··· DATA ENTRIES
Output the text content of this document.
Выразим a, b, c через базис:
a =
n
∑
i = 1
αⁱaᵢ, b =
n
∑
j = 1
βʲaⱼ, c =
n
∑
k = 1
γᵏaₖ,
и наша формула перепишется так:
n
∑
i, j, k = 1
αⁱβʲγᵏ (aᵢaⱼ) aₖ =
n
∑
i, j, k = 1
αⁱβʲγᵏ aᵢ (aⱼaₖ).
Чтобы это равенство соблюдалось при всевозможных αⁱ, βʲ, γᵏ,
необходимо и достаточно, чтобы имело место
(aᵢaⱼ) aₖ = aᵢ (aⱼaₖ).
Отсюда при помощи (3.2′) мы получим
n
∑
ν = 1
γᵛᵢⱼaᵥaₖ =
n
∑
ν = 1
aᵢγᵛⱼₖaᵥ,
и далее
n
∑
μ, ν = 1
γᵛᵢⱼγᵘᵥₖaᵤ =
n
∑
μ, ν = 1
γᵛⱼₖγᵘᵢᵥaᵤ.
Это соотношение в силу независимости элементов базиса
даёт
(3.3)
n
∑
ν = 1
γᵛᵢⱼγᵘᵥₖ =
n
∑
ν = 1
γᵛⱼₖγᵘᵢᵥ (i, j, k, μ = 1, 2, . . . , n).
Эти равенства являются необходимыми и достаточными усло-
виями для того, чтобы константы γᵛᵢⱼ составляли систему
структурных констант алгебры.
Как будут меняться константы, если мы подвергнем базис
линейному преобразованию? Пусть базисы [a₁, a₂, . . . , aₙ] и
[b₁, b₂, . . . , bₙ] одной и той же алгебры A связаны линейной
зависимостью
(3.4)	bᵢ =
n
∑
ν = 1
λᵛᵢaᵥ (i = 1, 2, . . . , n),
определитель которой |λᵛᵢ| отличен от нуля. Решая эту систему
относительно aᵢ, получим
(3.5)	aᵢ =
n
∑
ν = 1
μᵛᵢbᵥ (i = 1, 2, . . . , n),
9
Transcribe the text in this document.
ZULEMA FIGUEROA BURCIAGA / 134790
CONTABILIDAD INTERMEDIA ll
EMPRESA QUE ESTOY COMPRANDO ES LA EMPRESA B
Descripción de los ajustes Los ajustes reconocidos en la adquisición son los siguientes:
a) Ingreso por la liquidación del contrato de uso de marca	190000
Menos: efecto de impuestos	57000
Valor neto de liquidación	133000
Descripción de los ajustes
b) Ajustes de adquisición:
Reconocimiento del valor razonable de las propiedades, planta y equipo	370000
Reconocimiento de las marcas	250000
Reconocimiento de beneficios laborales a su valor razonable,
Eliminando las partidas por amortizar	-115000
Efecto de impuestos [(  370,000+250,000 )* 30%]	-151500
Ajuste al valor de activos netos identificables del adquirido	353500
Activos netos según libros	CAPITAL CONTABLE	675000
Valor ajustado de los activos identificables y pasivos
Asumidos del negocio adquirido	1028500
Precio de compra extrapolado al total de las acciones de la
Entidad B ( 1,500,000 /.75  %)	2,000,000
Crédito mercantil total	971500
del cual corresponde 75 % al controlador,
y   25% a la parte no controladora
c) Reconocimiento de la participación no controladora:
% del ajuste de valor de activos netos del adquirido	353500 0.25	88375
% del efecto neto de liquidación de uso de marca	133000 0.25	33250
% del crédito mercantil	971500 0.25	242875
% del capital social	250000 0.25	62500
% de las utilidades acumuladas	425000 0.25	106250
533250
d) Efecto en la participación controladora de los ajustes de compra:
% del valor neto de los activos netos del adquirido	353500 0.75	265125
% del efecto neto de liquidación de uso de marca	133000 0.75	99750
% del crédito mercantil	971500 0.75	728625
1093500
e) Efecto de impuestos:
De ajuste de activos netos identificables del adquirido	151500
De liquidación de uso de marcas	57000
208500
······
AIM
Please set down all the data word for word.

SOLUTION TO THIS PROBLEM
Output the text content of this document.
Выразим a, b, c через базис:
a =
n
∑
i = 1
αⁱaᵢ, b =
n
∑
j = 1
βʲaⱼ, c =
n
∑
k = 1
γᵏaₖ,
и наша формула перепишется так:
n
∑
i, j, k = 1
αⁱβʲγᵏ (aᵢaⱼ) aₖ =
n
∑
i, j, k = 1
αⁱβʲγᵏ aᵢ (aⱼaₖ).
Чтобы это равенство соблюдалось при всевозможных αⁱ, βʲ, γᵏ,
необходимо и достаточно, чтобы имело место
(aᵢaⱼ) aₖ = aᵢ (aⱼaₖ).
Отсюда при помощи (3.2′) мы получим
n
∑
ν = 1
γᵛᵢⱼaᵥaₖ =
n
∑
ν = 1
aᵢγᵛⱼₖaᵥ,
и далее
n
∑
μ, ν = 1
γᵛᵢⱼγᵘᵥₖaᵤ =
n
∑
μ, ν = 1
γᵛⱼₖγᵘᵢᵥaᵤ.
Это соотношение в силу независимости элементов базиса
даёт
(3.3)
n
∑
ν = 1
γᵛᵢⱼγᵘᵥₖ =
n
∑
ν = 1
γᵛⱼₖγᵘᵢᵥ (i, j, k, μ = 1, 2, . . . , n).
Эти равенства являются необходимыми и достаточными усло-
виями для того, чтобы константы γᵛᵢⱼ составляли систему
структурных констант алгебры.
Как будут меняться константы, если мы подвергнем базис
линейному преобразованию? Пусть базисы [a₁, a₂, . . . , aₙ] и
[b₁, b₂, . . . , bₙ] одной и той же алгебры A связаны линейной
зависимостью
(3.4)	bᵢ =
n
∑
ν = 1
λᵛᵢaᵥ (i = 1, 2, . . . , n),
определитель которой |λᵛᵢ| отличен от нуля. Решая эту систему
относительно aᵢ, получим
(3.5)	aᵢ =
n
∑
ν = 1
μᵛᵢbᵥ (i = 1, 2, . . . , n),
9
Transcribe the text in this document.
ZULEMA FIGUEROA BURCIAGA / 134790
CONTABILIDAD INTERMEDIA ll
EMPRESA QUE ESTOY COMPRANDO ES LA EMPRESA B
Descripción de los ajustes Los ajustes reconocidos en la adquisición son los siguientes:
a) Ingreso por la liquidación del contrato de uso de marca	190000
Menos: efecto de impuestos	57000
Valor neto de liquidación	133000
Descripción de los ajustes
b) Ajustes de adquisición:
Reconocimiento del valor razonable de las propiedades, planta y equipo	370000
Reconocimiento de las marcas	250000
Reconocimiento de beneficios laborales a su valor razonable,
Eliminando las partidas por amortizar	-115000
Efecto de impuestos [(  370,000+250,000 )* 30%]	-151500
Ajuste al valor de activos netos identificables del adquirido	353500
Activos netos según libros	CAPITAL CONTABLE	675000
Valor ajustado de los activos identificables y pasivos
Asumidos del negocio adquirido	1028500
Precio de compra extrapolado al total de las acciones de la
Entidad B ( 1,500,000 /.75  %)	2,000,000
Crédito mercantil total	971500
del cual corresponde 75 % al controlador,
y   25% a la parte no controladora
c) Reconocimiento de la participación no controladora:
% del ajuste de valor de activos netos del adquirido	353500 0.25	88375
% del efecto neto de liquidación de uso de marca	133000 0.25	33250
% del crédito mercantil	971500 0.25	242875
% del capital social	250000 0.25	62500
% de las utilidades acumuladas	425000 0.25	106250
533250
d) Efecto en la participación controladora de los ajustes de compra:
% del valor neto de los activos netos del adquirido	353500 0.75	265125
% del efecto neto de liquidación de uso de marca	133000 0.75	99750
% del crédito mercantil	971500 0.75	728625
1093500
e) Efecto de impuestos:
De ajuste de activos netos identificables del adquirido	151500
De liquidación de uso de marcas	57000
208500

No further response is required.